- EXERCISE PROMPT -
Reproduce every line of the listing below, substituting "head unit" for each occurrence of "audio system" and changing nothing else. Omit the pictures from your output.

- DATA PROVIDED -
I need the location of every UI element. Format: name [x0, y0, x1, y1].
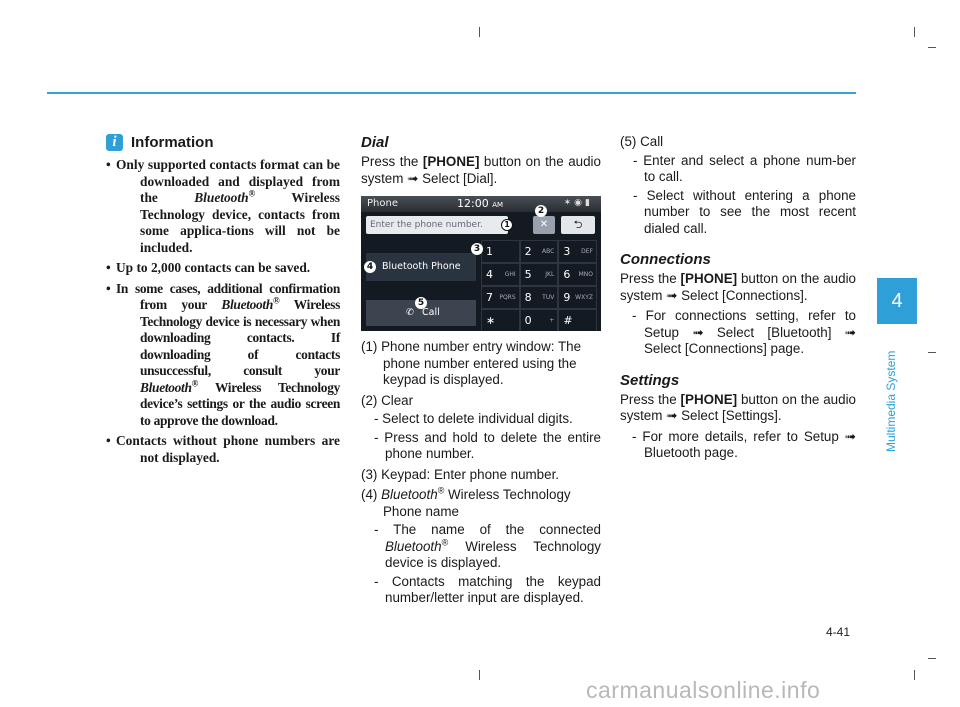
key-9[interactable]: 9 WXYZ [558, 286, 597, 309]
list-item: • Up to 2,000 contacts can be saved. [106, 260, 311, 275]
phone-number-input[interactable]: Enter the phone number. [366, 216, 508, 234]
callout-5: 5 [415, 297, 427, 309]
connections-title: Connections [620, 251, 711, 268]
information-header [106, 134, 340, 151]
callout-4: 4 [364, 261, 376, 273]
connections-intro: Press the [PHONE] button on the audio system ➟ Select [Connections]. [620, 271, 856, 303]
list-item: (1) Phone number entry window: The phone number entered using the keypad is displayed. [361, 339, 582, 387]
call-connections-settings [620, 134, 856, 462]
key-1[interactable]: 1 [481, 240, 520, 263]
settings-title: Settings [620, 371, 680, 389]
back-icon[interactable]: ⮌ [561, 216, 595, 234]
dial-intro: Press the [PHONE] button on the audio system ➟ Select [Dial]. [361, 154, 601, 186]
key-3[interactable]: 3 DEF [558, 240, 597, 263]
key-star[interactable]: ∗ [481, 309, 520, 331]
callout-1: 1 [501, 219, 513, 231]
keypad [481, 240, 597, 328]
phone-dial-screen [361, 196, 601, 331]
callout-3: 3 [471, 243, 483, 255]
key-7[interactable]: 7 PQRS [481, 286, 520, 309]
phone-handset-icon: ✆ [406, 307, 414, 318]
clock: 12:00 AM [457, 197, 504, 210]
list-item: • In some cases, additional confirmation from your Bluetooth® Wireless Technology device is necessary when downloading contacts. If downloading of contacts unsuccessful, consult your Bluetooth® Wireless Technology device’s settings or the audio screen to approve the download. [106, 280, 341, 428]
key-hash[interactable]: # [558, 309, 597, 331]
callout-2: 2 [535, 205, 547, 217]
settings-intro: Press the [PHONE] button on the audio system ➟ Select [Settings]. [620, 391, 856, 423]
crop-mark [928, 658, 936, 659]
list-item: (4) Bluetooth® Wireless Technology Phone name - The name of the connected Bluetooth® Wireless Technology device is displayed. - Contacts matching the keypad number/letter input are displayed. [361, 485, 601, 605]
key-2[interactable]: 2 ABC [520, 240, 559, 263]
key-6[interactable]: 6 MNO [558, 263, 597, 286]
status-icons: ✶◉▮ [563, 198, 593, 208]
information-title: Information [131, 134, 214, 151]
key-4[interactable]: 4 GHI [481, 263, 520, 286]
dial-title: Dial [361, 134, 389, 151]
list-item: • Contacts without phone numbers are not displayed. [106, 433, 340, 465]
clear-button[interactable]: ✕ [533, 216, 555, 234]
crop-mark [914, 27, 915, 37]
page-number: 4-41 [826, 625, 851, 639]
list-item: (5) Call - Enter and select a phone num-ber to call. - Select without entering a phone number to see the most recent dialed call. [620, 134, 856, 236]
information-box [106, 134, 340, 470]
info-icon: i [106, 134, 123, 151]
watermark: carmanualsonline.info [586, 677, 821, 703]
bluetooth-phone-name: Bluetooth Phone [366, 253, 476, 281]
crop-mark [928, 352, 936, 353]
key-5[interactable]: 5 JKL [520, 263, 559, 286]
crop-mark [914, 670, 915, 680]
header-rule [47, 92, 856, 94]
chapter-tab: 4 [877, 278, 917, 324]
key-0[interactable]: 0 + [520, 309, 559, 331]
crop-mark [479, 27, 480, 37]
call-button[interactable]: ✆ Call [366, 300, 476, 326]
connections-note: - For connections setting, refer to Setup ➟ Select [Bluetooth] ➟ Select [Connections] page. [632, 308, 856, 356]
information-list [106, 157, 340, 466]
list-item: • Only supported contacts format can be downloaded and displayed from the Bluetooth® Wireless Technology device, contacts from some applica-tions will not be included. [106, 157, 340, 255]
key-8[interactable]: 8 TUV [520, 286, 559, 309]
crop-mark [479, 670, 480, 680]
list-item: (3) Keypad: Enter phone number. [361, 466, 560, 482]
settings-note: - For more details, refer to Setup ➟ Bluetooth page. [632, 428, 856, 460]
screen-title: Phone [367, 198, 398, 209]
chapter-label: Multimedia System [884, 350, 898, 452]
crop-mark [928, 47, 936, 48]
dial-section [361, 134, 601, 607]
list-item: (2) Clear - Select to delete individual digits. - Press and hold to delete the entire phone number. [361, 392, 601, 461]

- WRITTEN ANSWER -
I need the location of every UI element. Format: name [x0, y0, x1, y1].
key-9[interactable]: 9 WXYZ [558, 286, 597, 309]
list-item: • Up to 2,000 contacts can be saved. [106, 260, 311, 275]
phone-number-input[interactable]: Enter the phone number. [366, 216, 508, 234]
callout-5: 5 [415, 297, 427, 309]
connections-title: Connections [620, 251, 711, 268]
information-header [106, 134, 340, 151]
callout-4: 4 [364, 261, 376, 273]
connections-intro: Press the [PHONE] button on the head unit ➟ Select [Connections]. [620, 271, 856, 303]
list-item: (1) Phone number entry window: The phone number entered using the keypad is displayed. [361, 339, 582, 387]
call-connections-settings [620, 134, 856, 462]
key-1[interactable]: 1 [481, 240, 520, 263]
settings-title: Settings [620, 371, 680, 389]
back-icon[interactable]: ⮌ [561, 216, 595, 234]
dial-intro: Press the [PHONE] button on the head unit ➟ Select [Dial]. [361, 154, 601, 186]
key-3[interactable]: 3 DEF [558, 240, 597, 263]
key-star[interactable]: ∗ [481, 309, 520, 331]
callout-1: 1 [501, 219, 513, 231]
keypad [481, 240, 597, 328]
phone-dial-screen [361, 196, 601, 331]
callout-3: 3 [471, 243, 483, 255]
key-7[interactable]: 7 PQRS [481, 286, 520, 309]
phone-handset-icon: ✆ [406, 307, 414, 318]
clock: 12:00 AM [457, 197, 504, 210]
list-item: • In some cases, additional confirmation from your Bluetooth® Wireless Technology device is necessary when downloading contacts. If downloading of contacts unsuccessful, consult your Bluetooth® Wireless Technology device’s settings or the audio screen to approve the download. [106, 280, 341, 428]
key-hash[interactable]: # [558, 309, 597, 331]
callout-2: 2 [535, 205, 547, 217]
settings-intro: Press the [PHONE] button on the head unit ➟ Select [Settings]. [620, 391, 856, 423]
crop-mark [928, 658, 936, 659]
list-item: (4) Bluetooth® Wireless Technology Phone name - The name of the connected Bluetooth® Wireless Technology device is displayed. - Contacts matching the keypad number/letter input are displayed. [361, 485, 601, 605]
key-2[interactable]: 2 ABC [520, 240, 559, 263]
key-6[interactable]: 6 MNO [558, 263, 597, 286]
status-icons: ✶◉▮ [563, 198, 593, 208]
information-title: Information [131, 134, 214, 151]
key-4[interactable]: 4 GHI [481, 263, 520, 286]
dial-title: Dial [361, 134, 389, 151]
list-item: • Contacts without phone numbers are not displayed. [106, 433, 340, 465]
clear-button[interactable]: ✕ [533, 216, 555, 234]
crop-mark [914, 27, 915, 37]
page-number: 4-41 [826, 625, 851, 639]
list-item: (5) Call - Enter and select a phone num-ber to call. - Select without entering a phone number to see the most recent dialed call. [620, 134, 856, 236]
information-box [106, 134, 340, 470]
info-icon: i [106, 134, 123, 151]
watermark: carmanualsonline.info [586, 677, 821, 703]
bluetooth-phone-name: Bluetooth Phone [366, 253, 476, 281]
crop-mark [928, 352, 936, 353]
key-5[interactable]: 5 JKL [520, 263, 559, 286]
crop-mark [914, 670, 915, 680]
header-rule [47, 92, 856, 94]
chapter-tab: 4 [877, 278, 917, 324]
key-0[interactable]: 0 + [520, 309, 559, 331]
crop-mark [479, 27, 480, 37]
call-button[interactable]: ✆ Call [366, 300, 476, 326]
connections-note: - For connections setting, refer to Setup ➟ Select [Bluetooth] ➟ Select [Connections] page. [632, 308, 856, 356]
information-list [106, 157, 340, 466]
list-item: • Only supported contacts format can be downloaded and displayed from the Bluetooth® Wireless Technology device, contacts from some applica-tions will not be included. [106, 157, 340, 255]
key-8[interactable]: 8 TUV [520, 286, 559, 309]
crop-mark [479, 670, 480, 680]
list-item: (3) Keypad: Enter phone number. [361, 466, 560, 482]
settings-note: - For more details, refer to Setup ➟ Bluetooth page. [632, 428, 856, 460]
screen-title: Phone [367, 198, 398, 209]
chapter-label: Multimedia System [884, 350, 898, 452]
crop-mark [928, 47, 936, 48]
dial-section [361, 134, 601, 607]
list-item: (2) Clear - Select to delete individual digits. - Press and hold to delete the entire phone number. [361, 392, 601, 461]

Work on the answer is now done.